Task requirements: Looking through the listing, how many of its lines hold the word "this"? Answer with only the number.

[Entries from a dataset]
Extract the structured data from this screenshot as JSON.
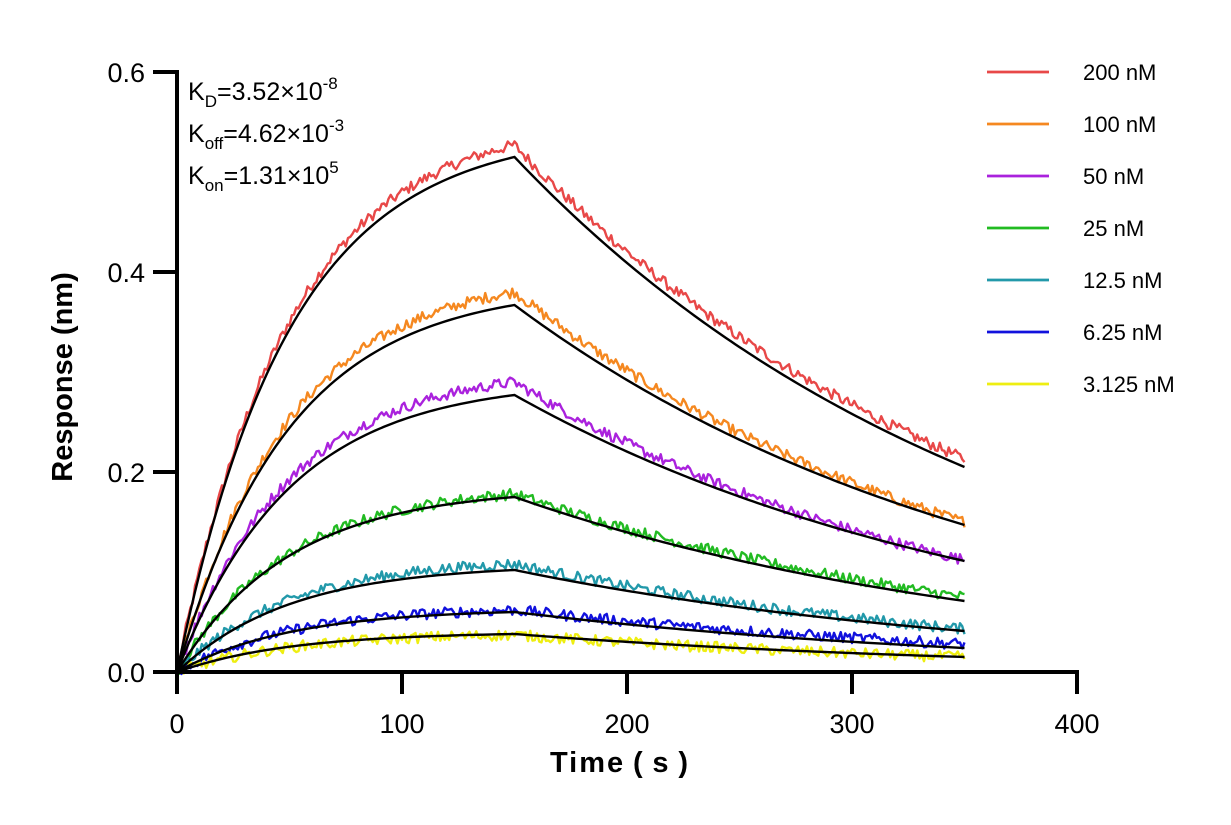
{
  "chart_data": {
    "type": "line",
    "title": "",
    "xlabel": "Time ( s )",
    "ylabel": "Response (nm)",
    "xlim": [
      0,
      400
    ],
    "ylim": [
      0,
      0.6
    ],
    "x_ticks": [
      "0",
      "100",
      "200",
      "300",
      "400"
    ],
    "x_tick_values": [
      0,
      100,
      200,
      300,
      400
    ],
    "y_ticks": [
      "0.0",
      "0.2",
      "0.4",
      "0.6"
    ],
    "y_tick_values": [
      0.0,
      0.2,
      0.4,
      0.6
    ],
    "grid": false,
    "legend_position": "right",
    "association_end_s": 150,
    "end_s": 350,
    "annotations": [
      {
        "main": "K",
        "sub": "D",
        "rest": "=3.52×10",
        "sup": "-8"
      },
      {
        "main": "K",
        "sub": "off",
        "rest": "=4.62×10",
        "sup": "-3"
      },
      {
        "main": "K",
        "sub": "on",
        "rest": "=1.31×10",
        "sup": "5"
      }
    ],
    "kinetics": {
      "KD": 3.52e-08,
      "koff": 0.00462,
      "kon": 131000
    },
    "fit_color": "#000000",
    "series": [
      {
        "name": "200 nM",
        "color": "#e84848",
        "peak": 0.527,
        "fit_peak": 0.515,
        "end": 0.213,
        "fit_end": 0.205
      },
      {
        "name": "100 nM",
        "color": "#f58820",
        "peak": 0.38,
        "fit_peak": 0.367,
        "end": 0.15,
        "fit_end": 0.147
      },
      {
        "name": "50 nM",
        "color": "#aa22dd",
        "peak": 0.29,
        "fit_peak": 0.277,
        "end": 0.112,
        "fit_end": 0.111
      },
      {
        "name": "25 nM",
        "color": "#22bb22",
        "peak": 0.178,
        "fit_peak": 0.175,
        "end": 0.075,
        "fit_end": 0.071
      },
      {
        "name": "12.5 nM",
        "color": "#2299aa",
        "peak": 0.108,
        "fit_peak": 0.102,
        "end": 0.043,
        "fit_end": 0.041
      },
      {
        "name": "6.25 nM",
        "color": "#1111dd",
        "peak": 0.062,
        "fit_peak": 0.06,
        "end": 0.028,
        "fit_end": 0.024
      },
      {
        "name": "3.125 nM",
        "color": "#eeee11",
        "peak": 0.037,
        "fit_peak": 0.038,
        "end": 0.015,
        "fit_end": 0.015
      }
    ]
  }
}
==
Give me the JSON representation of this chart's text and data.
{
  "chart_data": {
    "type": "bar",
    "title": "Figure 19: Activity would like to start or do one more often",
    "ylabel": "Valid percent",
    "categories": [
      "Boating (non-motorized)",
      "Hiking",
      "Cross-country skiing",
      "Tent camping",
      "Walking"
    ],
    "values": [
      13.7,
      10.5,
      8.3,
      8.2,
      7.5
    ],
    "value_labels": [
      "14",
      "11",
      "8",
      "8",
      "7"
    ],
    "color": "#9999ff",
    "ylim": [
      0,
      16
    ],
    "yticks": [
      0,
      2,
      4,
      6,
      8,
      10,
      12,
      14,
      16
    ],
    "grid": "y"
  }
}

Exercise solution: 2